WORKING DATA:
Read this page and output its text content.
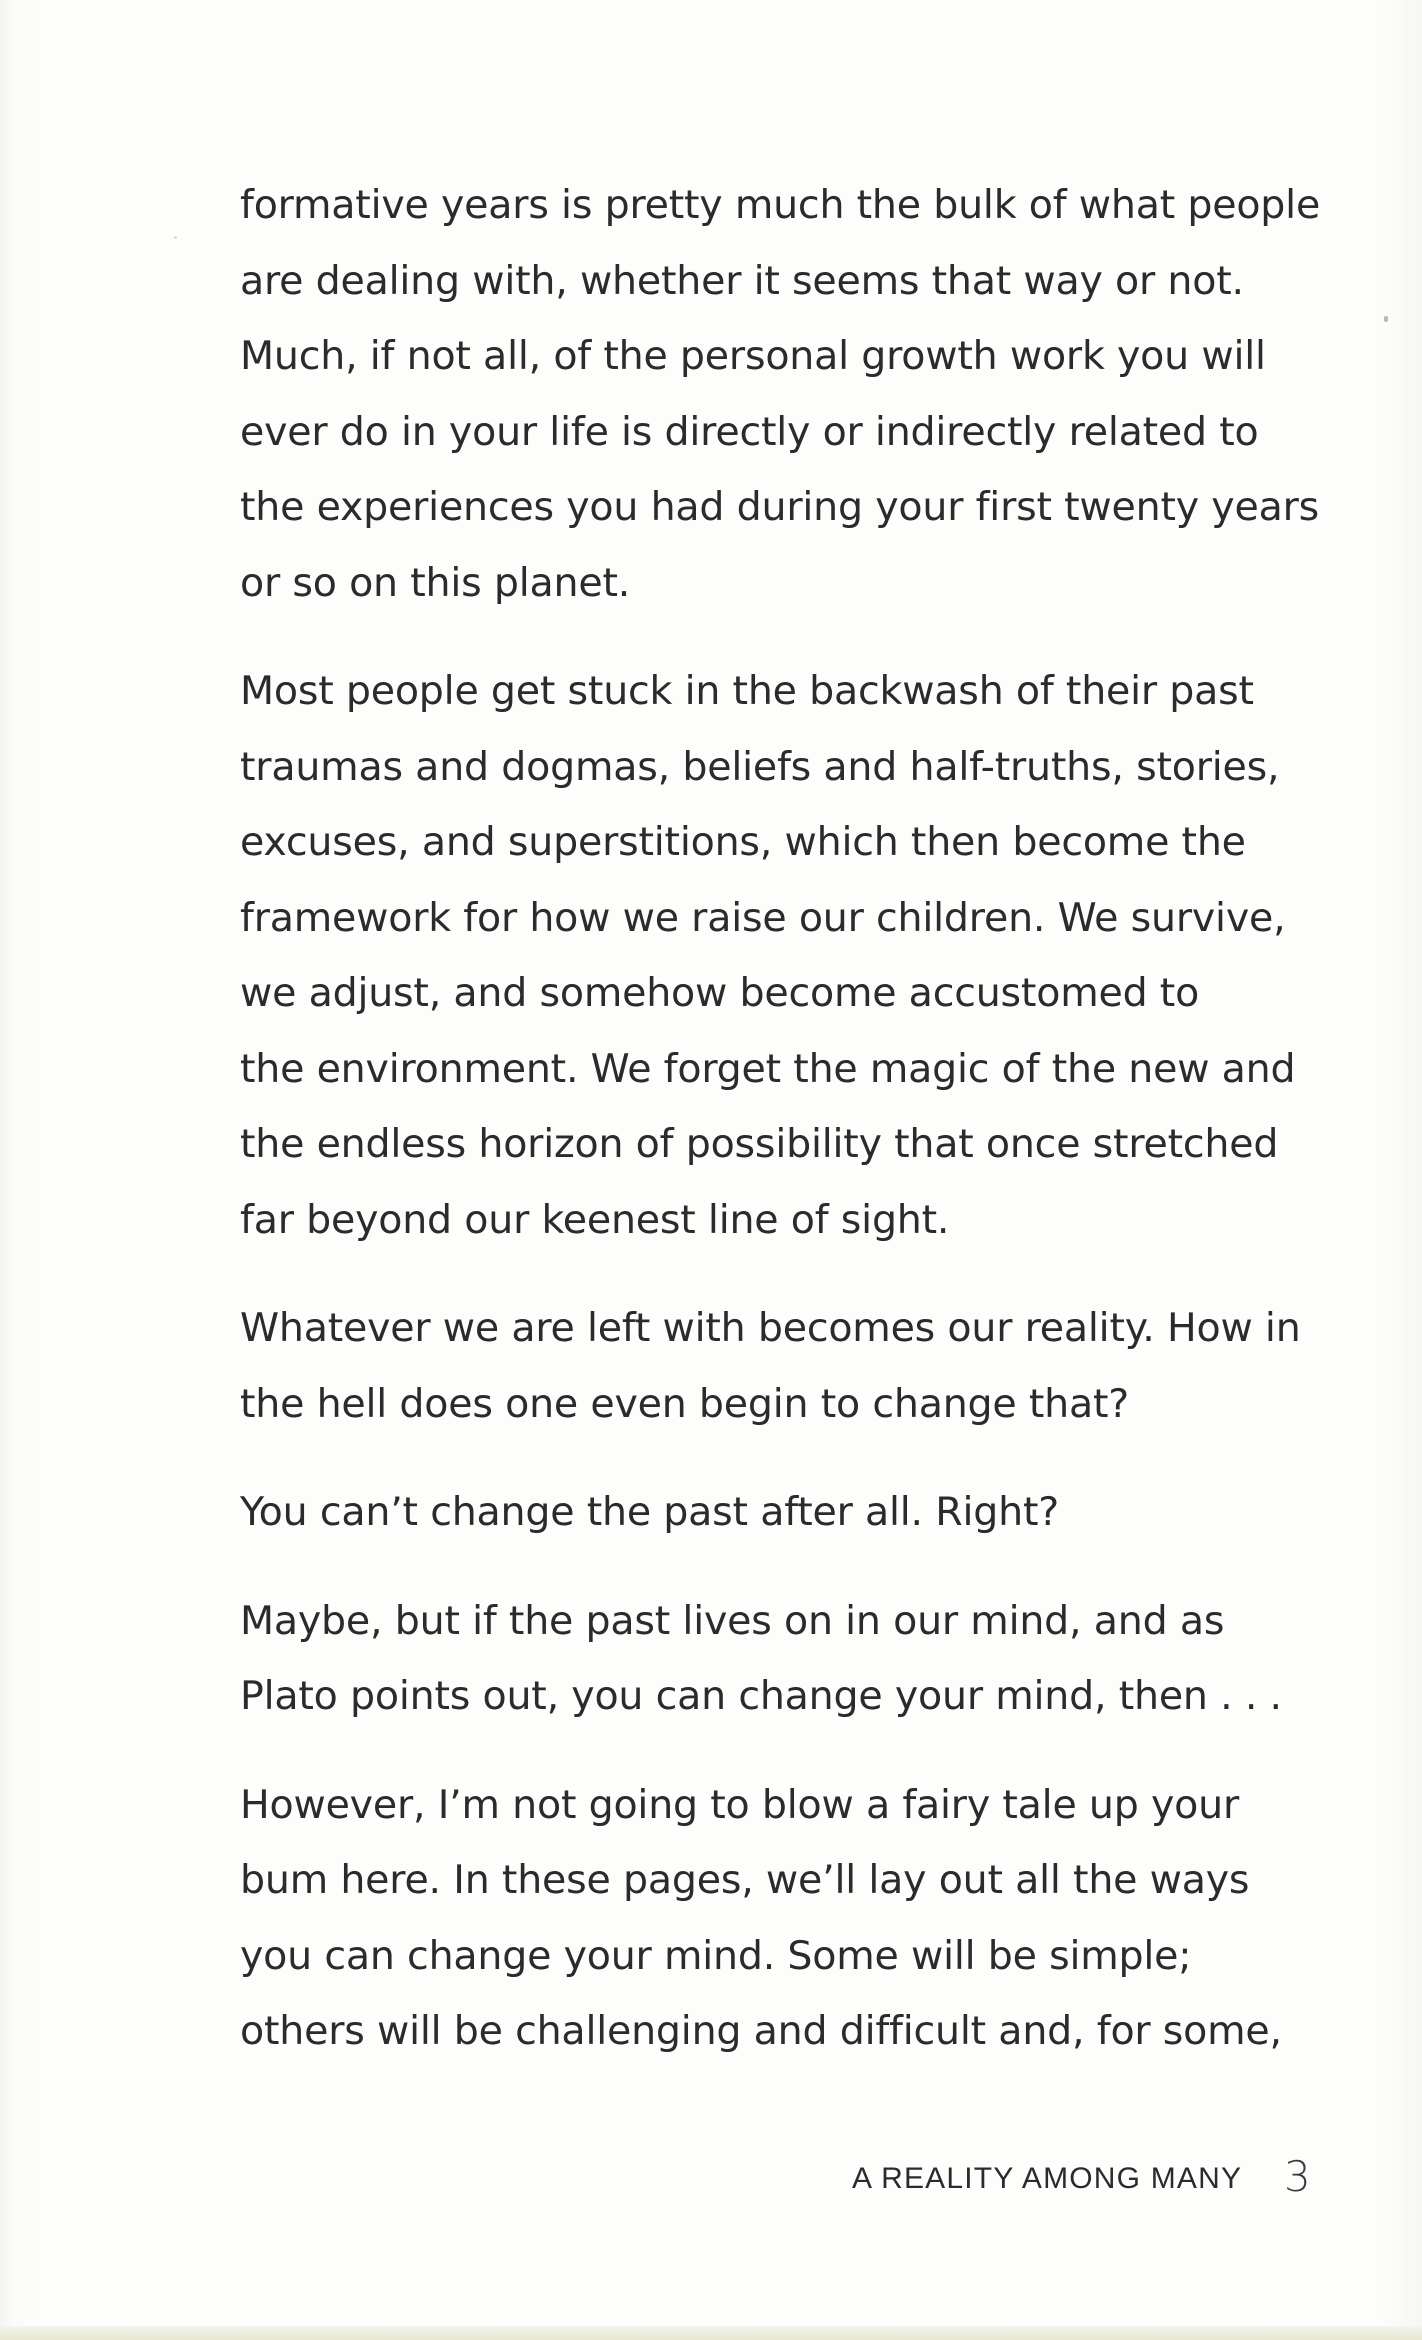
formative years is pretty much the bulk of what people
are dealing with, whether it seems that way or not.
Much, if not all, of the personal growth work you will
ever do in your life is directly or indirectly related to
the experiences you had during your first twenty years
or so on this planet.

Most people get stuck in the backwash of their past
traumas and dogmas, beliefs and half-truths, stories,
excuses, and superstitions, which then become the
framework for how we raise our children. We survive,
we adjust, and somehow become accustomed to
the environment. We forget the magic of the new and
the endless horizon of possibility that once stretched
far beyond our keenest line of sight.

Whatever we are left with becomes our reality. How in
the hell does one even begin to change that?

You can’t change the past after all. Right?

Maybe, but if the past lives on in our mind, and as
Plato points out, you can change your mind, then . . .

However, I’m not going to blow a fairy tale up your
bum here. In these pages, we’ll lay out all the ways
you can change your mind. Some will be simple;
others will be challenging and difficult and, for some,

A REALITY AMONG MANY 3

DIRECTIONS: Pull out all lines of the data with the string "change".

CORRECT ANSWER:
the hell does one even begin to change that?
You can’t change the past after all. Right?
Plato points out, you can change your mind, then . . .
you can change your mind. Some will be simple;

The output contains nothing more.